▸ **Task prompt**:
Please work out how many lines in the material contain "filtro" and give only that figure.

▸ **Given data**:

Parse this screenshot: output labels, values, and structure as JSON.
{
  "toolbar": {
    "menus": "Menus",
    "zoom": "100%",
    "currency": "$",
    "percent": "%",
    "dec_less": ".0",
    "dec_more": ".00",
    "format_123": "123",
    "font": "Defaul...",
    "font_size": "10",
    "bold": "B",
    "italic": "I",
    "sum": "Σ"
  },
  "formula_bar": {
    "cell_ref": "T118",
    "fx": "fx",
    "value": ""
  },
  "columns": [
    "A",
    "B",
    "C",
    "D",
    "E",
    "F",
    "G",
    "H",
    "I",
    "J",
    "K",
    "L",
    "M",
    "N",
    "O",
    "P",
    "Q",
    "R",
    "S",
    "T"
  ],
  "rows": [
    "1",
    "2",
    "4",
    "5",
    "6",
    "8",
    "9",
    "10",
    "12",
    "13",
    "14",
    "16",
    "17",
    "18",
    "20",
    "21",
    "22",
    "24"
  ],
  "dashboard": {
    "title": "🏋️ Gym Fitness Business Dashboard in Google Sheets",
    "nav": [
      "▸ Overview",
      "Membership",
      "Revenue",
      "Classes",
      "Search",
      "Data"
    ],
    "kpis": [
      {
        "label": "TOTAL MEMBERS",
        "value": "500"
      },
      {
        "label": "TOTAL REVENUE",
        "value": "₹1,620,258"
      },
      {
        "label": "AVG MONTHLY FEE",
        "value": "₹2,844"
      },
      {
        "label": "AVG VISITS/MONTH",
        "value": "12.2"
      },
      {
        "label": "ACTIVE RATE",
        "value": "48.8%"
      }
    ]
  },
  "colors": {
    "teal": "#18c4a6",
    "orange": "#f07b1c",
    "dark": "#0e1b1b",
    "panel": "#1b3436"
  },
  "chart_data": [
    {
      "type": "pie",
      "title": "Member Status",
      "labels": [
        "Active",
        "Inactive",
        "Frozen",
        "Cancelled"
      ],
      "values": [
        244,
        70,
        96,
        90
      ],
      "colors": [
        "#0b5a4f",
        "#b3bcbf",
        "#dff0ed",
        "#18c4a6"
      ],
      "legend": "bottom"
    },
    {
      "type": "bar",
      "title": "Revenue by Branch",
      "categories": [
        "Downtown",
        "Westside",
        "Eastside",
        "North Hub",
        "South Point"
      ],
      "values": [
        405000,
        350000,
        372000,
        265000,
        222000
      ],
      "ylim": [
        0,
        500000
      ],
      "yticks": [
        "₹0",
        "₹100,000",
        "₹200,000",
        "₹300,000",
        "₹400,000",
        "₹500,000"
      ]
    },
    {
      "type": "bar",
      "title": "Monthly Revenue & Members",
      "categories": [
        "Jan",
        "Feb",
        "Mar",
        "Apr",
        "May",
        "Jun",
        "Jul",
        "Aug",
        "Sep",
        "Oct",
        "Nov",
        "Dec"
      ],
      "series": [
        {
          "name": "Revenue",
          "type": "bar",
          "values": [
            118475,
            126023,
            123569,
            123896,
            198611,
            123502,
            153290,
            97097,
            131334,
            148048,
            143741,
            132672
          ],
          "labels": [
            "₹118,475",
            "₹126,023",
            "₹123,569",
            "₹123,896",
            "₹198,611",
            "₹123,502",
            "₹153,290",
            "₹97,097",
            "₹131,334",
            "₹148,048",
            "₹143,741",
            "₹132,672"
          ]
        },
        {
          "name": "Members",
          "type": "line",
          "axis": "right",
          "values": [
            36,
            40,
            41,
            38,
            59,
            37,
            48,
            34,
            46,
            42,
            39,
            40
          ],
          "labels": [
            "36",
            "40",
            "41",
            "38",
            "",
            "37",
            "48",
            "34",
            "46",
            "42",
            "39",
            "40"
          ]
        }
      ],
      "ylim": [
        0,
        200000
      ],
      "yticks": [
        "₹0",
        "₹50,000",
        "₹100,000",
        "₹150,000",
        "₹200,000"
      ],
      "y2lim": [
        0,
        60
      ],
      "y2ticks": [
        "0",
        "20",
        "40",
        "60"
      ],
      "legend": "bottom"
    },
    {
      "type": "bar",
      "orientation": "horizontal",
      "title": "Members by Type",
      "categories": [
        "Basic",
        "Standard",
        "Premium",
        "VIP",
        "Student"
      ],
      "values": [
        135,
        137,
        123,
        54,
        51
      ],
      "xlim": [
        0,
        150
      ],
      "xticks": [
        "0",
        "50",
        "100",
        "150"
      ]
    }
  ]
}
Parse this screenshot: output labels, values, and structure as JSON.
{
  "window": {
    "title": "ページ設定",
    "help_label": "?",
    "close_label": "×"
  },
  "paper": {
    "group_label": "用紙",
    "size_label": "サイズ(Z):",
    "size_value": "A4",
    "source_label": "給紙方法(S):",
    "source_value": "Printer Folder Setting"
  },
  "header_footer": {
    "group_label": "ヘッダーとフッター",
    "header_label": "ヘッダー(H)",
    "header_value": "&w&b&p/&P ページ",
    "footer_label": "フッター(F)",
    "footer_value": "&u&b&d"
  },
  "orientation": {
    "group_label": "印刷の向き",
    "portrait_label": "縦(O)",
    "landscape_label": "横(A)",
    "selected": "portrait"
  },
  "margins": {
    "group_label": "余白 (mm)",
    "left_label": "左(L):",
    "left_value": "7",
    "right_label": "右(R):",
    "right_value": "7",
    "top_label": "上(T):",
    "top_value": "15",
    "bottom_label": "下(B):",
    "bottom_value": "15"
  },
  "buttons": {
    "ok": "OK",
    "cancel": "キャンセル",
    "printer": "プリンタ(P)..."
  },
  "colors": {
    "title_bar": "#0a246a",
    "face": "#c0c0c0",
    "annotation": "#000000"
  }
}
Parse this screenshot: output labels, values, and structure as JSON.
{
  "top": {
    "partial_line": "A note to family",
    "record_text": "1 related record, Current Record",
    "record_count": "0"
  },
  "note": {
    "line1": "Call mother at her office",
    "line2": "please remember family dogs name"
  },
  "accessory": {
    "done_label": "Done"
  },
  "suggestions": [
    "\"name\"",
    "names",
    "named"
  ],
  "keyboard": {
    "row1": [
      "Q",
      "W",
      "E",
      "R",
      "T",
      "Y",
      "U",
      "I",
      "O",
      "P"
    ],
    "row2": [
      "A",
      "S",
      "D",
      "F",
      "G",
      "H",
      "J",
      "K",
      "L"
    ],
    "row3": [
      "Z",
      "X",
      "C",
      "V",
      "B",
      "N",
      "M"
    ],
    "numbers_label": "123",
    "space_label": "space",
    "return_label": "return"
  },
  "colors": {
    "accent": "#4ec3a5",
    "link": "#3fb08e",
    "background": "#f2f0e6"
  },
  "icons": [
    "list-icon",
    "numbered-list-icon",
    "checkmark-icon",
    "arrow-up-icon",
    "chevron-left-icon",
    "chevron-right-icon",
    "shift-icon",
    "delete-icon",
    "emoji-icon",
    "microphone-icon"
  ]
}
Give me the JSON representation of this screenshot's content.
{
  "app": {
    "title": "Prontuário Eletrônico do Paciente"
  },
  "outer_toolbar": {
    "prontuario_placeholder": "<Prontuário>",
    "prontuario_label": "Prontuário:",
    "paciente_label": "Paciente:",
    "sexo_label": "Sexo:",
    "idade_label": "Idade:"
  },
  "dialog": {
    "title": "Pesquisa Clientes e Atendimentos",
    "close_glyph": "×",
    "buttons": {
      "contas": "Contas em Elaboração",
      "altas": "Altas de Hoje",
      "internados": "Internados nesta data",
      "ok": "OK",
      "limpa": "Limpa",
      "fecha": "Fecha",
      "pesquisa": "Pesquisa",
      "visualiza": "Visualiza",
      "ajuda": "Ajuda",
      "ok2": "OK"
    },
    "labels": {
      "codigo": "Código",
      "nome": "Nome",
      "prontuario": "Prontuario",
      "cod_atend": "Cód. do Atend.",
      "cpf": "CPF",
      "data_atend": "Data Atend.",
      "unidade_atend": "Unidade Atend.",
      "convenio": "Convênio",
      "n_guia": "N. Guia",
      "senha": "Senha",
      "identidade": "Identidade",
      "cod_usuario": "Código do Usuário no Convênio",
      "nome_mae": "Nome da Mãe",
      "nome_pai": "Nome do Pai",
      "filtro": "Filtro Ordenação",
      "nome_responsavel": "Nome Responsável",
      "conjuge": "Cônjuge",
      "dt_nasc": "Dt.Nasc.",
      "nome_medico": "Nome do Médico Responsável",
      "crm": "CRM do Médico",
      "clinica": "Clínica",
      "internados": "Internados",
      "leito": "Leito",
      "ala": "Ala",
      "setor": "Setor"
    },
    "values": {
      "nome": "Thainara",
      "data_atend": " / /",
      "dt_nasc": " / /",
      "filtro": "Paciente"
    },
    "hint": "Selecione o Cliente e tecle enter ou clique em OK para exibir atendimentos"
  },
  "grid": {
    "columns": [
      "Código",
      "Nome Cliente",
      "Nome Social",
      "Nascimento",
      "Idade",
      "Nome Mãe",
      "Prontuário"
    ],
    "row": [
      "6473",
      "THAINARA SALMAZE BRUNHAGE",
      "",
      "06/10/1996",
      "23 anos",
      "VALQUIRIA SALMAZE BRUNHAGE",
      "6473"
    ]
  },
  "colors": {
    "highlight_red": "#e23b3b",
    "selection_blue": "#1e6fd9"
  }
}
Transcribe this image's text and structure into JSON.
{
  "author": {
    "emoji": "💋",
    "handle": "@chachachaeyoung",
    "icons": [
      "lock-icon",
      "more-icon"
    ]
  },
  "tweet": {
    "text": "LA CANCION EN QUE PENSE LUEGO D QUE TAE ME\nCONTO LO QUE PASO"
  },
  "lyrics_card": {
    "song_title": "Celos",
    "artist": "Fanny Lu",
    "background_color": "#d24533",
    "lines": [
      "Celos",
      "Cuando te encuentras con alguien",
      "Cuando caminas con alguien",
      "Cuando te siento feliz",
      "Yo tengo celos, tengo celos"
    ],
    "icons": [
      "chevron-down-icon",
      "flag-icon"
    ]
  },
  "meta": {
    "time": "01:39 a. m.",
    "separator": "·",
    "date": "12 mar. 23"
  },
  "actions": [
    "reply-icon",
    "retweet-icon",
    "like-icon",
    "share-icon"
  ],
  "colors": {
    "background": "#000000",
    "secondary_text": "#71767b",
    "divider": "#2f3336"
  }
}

▸ **Output**:
2